| Set task |
Retype all of the data. Every line must match exactly.

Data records
-*-

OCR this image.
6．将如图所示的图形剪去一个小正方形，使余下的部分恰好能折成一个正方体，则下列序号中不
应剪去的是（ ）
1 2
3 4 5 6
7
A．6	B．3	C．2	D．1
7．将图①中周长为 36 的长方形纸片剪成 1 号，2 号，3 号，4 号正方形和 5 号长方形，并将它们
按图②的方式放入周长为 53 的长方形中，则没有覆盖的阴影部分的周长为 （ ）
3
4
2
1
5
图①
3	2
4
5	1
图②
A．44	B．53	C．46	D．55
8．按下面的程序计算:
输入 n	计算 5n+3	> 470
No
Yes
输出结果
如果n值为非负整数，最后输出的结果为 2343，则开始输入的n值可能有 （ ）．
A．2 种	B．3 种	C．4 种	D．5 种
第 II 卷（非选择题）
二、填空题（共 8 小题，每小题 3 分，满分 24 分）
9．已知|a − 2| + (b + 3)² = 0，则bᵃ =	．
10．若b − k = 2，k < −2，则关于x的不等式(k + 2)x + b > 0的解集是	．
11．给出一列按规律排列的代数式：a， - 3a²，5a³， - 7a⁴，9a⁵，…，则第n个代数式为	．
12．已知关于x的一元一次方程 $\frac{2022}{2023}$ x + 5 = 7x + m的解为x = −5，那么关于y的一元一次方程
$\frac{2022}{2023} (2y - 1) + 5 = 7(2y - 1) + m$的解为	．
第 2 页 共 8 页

-*-

| Exercise solution |
OCR this image.
6．将如图所示的图形剪去一个小正方形，使余下的部分恰好能折成一个正方体，则下列序号中不
应剪去的是（ ）
1 2
3 4 5 6
7
A．6	B．3	C．2	D．1
7．将图①中周长为 36 的长方形纸片剪成 1 号，2 号，3 号，4 号正方形和 5 号长方形，并将它们
按图②的方式放入周长为 53 的长方形中，则没有覆盖的阴影部分的周长为 （ ）
3
4
2
1
5
图①
3	2
4
5	1
图②
A．44	B．53	C．46	D．55
8．按下面的程序计算:
输入 n	计算 5n+3	> 470
No
Yes
输出结果
如果n值为非负整数，最后输出的结果为 2343，则开始输入的n值可能有 （ ）．
A．2 种	B．3 种	C．4 种	D．5 种
第 II 卷（非选择题）
二、填空题（共 8 小题，每小题 3 分，满分 24 分）
9．已知|a − 2| + (b + 3)² = 0，则bᵃ =	．
10．若b − k = 2，k < −2，则关于x的不等式(k + 2)x + b > 0的解集是	．
11．给出一列按规律排列的代数式：a， - 3a²，5a³， - 7a⁴，9a⁵，…，则第n个代数式为	．
12．已知关于x的一元一次方程 $\frac{2022}{2023}$ x + 5 = 7x + m的解为x = −5，那么关于y的一元一次方程
$\frac{2022}{2023} (2y - 1) + 5 = 7(2y - 1) + m$的解为	．
第 2 页 共 8 页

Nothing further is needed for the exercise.